All of the data should be output character for character, except the pictures.
--- Start ---
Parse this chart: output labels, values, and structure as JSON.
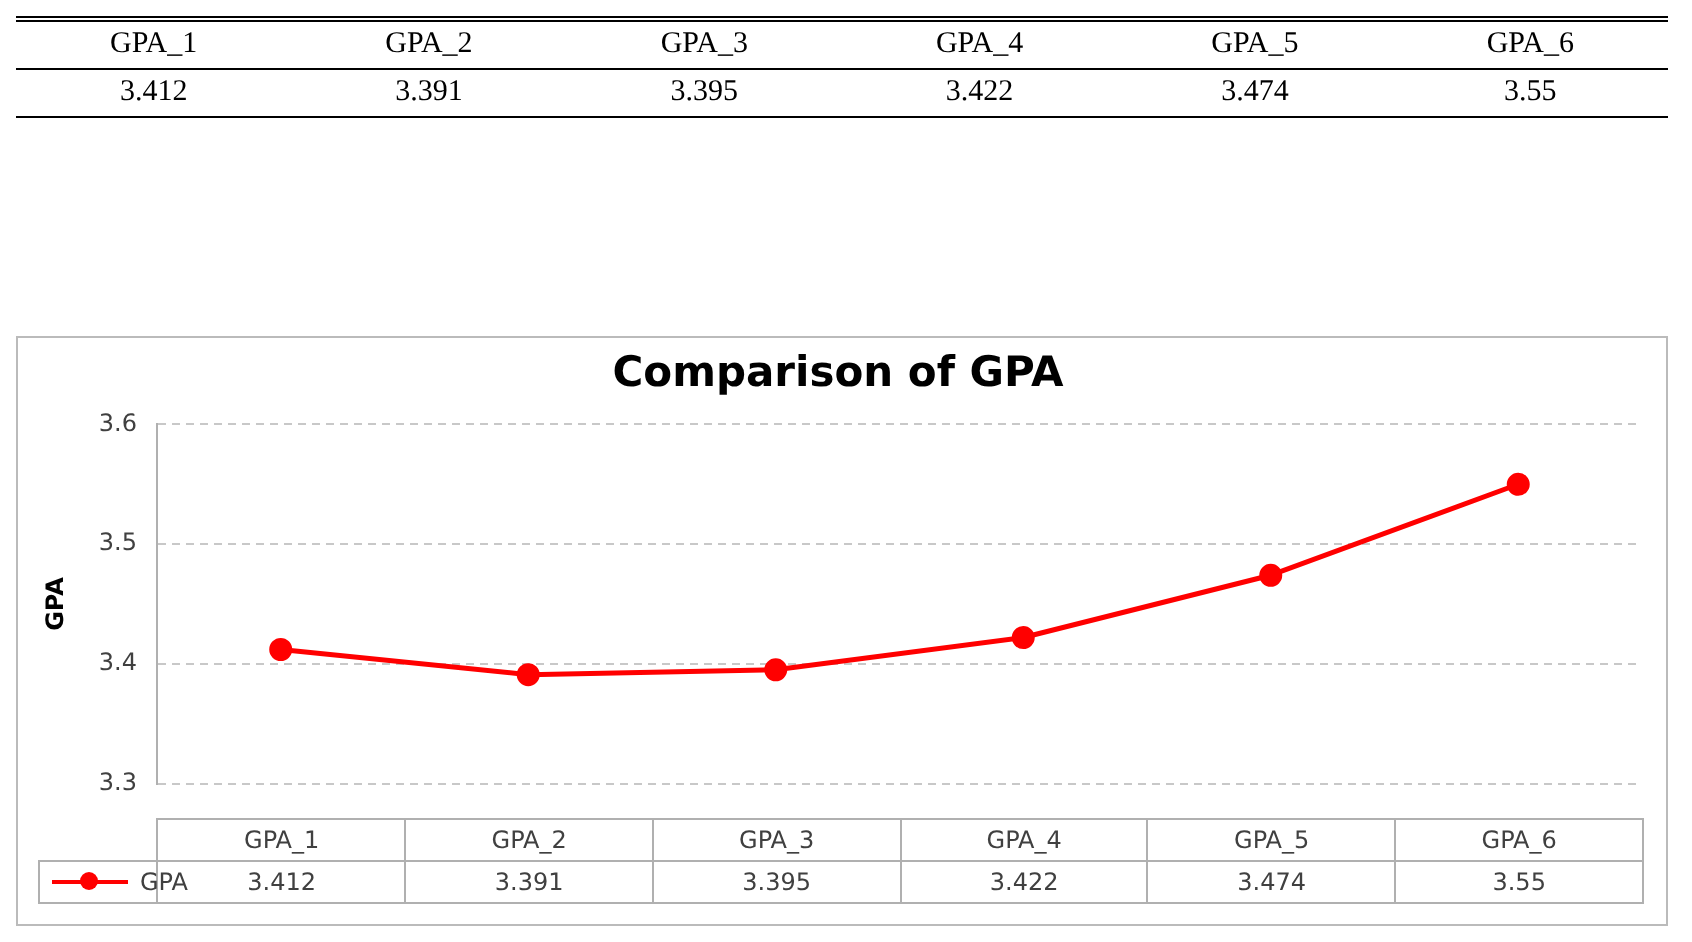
{
  "chart_data": {
    "type": "line",
    "title": "Comparison of GPA",
    "ylabel": "GPA",
    "categories": [
      "GPA_1",
      "GPA_2",
      "GPA_3",
      "GPA_4",
      "GPA_5",
      "GPA_6"
    ],
    "series": [
      {
        "name": "GPA",
        "color": "#ff0000",
        "values": [
          3.412,
          3.391,
          3.395,
          3.422,
          3.474,
          3.55
        ],
        "value_labels": [
          "3.412",
          "3.391",
          "3.395",
          "3.422",
          "3.474",
          "3.55"
        ]
      }
    ],
    "ylim": [
      3.3,
      3.6
    ],
    "yticks": [
      3.3,
      3.4,
      3.5,
      3.6
    ],
    "grid": "y",
    "legend": "bottom",
    "marker": "circle",
    "line_style": "solid"
  }
}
--- End ---
_Answer to the task_
Parse this chart: output labels, values, and structure as JSON.
{
  "chart_data": {
    "type": "line",
    "title": "Comparison of GPA",
    "ylabel": "GPA",
    "categories": [
      "GPA_1",
      "GPA_2",
      "GPA_3",
      "GPA_4",
      "GPA_5",
      "GPA_6"
    ],
    "series": [
      {
        "name": "GPA",
        "color": "#ff0000",
        "values": [
          3.412,
          3.391,
          3.395,
          3.422,
          3.474,
          3.55
        ],
        "value_labels": [
          "3.412",
          "3.391",
          "3.395",
          "3.422",
          "3.474",
          "3.55"
        ]
      }
    ],
    "ylim": [
      3.3,
      3.6
    ],
    "yticks": [
      3.3,
      3.4,
      3.5,
      3.6
    ],
    "grid": "y",
    "legend": "bottom",
    "marker": "circle",
    "line_style": "solid"
  }
}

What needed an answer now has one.